EXERCISE AIM >> In the material below, find each line holding the string "information" and copy it.

════════

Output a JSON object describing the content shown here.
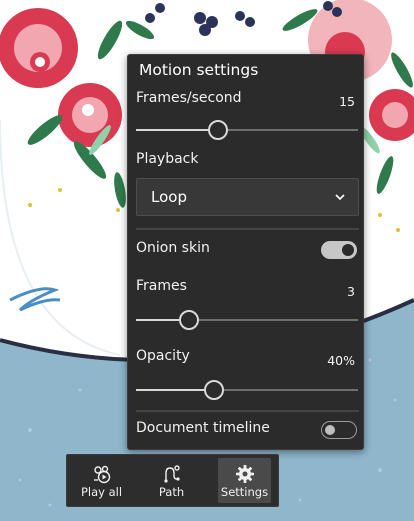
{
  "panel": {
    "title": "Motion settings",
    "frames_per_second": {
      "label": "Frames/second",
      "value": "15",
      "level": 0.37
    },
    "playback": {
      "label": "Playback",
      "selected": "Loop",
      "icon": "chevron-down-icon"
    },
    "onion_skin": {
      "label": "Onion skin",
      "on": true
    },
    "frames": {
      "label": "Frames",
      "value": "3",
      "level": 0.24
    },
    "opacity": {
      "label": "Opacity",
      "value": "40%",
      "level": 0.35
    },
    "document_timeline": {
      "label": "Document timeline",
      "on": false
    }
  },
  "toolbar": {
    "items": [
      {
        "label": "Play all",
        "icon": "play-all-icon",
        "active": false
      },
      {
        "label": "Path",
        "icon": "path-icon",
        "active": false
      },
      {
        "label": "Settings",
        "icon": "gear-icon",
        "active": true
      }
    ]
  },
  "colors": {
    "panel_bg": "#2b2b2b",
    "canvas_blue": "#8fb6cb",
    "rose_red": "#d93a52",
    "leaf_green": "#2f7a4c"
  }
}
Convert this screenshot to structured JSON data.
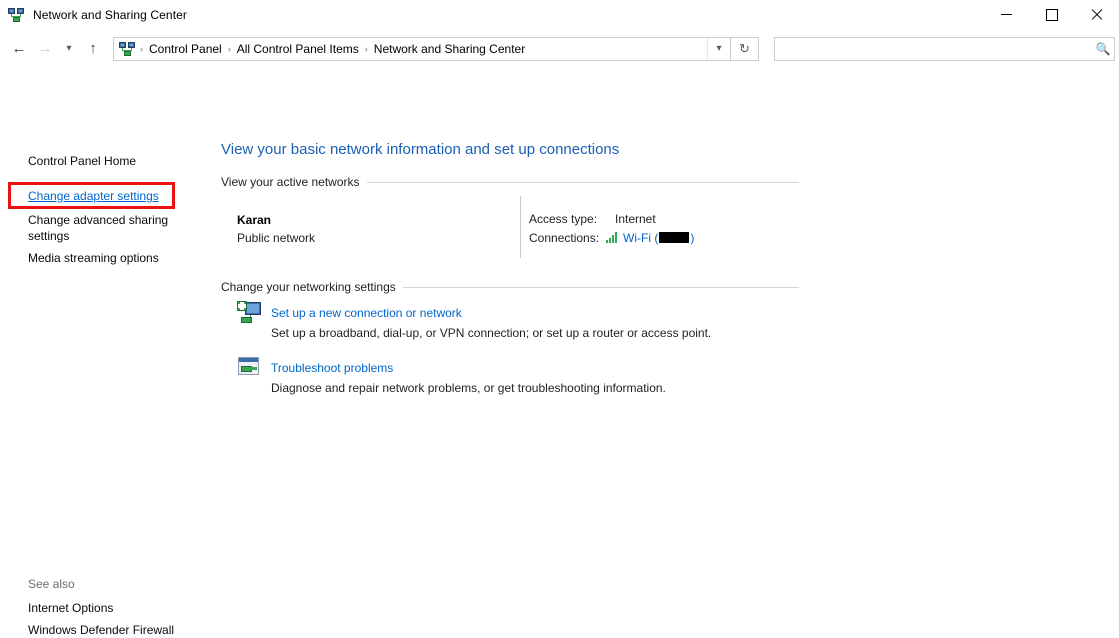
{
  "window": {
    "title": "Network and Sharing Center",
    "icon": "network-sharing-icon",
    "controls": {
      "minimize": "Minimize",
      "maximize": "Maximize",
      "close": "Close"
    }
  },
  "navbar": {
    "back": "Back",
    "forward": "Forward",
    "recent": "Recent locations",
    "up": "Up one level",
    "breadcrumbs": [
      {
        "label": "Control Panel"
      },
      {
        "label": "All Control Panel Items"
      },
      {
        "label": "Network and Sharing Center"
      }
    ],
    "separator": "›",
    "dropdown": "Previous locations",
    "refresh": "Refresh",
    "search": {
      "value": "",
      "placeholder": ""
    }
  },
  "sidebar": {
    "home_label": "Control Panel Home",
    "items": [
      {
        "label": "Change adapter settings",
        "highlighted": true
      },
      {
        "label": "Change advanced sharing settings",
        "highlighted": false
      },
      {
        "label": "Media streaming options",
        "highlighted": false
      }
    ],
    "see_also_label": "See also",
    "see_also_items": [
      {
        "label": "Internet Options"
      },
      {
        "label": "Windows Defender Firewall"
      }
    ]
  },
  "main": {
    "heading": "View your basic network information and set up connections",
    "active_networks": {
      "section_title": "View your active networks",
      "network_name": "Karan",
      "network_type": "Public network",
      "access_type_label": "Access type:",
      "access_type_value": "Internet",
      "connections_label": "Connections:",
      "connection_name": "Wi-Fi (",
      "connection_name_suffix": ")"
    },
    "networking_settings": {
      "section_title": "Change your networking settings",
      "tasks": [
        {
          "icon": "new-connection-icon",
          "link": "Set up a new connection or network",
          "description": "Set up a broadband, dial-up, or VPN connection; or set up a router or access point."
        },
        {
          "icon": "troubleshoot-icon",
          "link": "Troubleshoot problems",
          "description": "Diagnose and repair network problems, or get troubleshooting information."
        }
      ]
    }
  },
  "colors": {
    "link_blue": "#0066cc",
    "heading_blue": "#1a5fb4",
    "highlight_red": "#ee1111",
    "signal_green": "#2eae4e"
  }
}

════════

RESULT >>
    "heading": "View your basic network information and set up connections",
          "description": "Diagnose and repair network problems, or get troubleshooting information."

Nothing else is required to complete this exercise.